[Collection entries]

>> START

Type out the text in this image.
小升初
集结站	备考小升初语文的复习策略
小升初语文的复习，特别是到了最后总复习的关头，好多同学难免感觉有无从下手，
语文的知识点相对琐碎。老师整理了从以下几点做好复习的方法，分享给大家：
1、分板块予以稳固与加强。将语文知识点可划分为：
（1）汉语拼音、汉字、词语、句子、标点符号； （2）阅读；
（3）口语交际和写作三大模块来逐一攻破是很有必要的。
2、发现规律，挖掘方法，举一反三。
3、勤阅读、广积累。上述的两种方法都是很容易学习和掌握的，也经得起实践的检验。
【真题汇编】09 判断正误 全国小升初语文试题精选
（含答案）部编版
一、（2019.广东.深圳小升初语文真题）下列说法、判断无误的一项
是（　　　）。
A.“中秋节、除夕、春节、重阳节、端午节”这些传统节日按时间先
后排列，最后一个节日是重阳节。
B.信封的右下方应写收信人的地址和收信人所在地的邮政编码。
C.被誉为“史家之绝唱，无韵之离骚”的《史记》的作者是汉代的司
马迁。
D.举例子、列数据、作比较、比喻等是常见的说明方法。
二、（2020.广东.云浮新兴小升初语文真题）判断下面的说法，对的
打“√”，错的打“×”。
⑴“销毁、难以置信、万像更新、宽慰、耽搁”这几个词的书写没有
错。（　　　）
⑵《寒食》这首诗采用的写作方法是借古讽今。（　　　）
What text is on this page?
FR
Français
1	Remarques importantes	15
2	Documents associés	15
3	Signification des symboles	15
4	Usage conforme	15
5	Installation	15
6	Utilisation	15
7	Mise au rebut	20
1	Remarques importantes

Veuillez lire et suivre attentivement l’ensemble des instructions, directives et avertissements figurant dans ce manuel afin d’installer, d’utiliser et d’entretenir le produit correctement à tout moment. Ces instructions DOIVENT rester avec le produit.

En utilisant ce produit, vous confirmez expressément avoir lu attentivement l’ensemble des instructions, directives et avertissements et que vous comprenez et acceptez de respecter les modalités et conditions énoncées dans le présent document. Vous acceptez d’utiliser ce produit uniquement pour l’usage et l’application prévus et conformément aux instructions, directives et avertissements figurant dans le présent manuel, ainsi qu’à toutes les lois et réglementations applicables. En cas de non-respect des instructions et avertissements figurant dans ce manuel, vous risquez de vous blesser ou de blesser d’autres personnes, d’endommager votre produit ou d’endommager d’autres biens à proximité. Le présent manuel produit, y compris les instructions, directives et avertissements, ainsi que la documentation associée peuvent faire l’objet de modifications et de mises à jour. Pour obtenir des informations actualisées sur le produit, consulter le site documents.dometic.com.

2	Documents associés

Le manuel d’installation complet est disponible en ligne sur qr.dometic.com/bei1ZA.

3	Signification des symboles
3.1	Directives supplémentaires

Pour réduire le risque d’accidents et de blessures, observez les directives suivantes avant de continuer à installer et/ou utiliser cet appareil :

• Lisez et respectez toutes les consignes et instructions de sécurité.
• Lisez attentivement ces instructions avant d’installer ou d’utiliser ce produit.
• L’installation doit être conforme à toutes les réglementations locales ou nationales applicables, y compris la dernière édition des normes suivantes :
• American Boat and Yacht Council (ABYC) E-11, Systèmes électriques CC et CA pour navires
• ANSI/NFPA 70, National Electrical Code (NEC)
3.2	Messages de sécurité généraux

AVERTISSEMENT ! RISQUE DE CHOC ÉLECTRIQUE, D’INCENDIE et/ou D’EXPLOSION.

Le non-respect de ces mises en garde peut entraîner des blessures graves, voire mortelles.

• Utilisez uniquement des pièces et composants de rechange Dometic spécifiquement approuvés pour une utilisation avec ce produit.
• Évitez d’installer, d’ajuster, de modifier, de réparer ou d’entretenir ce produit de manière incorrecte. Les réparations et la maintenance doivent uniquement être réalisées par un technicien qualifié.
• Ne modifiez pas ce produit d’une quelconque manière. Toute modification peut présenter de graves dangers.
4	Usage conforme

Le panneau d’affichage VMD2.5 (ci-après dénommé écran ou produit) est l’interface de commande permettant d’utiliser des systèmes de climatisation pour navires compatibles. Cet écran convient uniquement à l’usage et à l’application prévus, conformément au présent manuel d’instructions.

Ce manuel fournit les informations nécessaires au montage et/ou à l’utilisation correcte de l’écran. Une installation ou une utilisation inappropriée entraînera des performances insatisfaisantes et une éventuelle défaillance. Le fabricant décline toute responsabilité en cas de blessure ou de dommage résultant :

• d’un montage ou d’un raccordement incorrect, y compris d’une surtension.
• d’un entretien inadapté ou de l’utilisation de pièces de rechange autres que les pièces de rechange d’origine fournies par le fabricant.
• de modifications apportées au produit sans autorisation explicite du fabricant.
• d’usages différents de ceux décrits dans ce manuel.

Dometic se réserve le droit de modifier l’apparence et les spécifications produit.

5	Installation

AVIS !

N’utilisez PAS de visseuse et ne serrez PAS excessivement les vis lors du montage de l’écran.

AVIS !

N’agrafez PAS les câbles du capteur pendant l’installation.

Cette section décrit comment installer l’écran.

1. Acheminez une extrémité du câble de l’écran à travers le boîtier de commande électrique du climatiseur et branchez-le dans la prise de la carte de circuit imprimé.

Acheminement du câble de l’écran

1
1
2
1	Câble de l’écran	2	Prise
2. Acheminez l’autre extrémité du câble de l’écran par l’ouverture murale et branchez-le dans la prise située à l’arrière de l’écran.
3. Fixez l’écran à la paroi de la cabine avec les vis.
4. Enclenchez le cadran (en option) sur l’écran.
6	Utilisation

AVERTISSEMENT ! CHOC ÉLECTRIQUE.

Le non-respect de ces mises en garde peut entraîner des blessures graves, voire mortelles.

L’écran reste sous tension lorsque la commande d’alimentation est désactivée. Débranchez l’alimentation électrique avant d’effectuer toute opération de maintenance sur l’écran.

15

>> END

→ **Task**
Which lines contain the word "pièces"? Copy each of them.

→ **Response for this exercise**
• Utilisez uniquement des pièces et composants de rechange Dometic spécifiquement approuvés pour une utilisation avec ce produit.
• d’un entretien inadapté ou de l’utilisation de pièces de rechange autres que les pièces de rechange d’origine fournies par le fabricant.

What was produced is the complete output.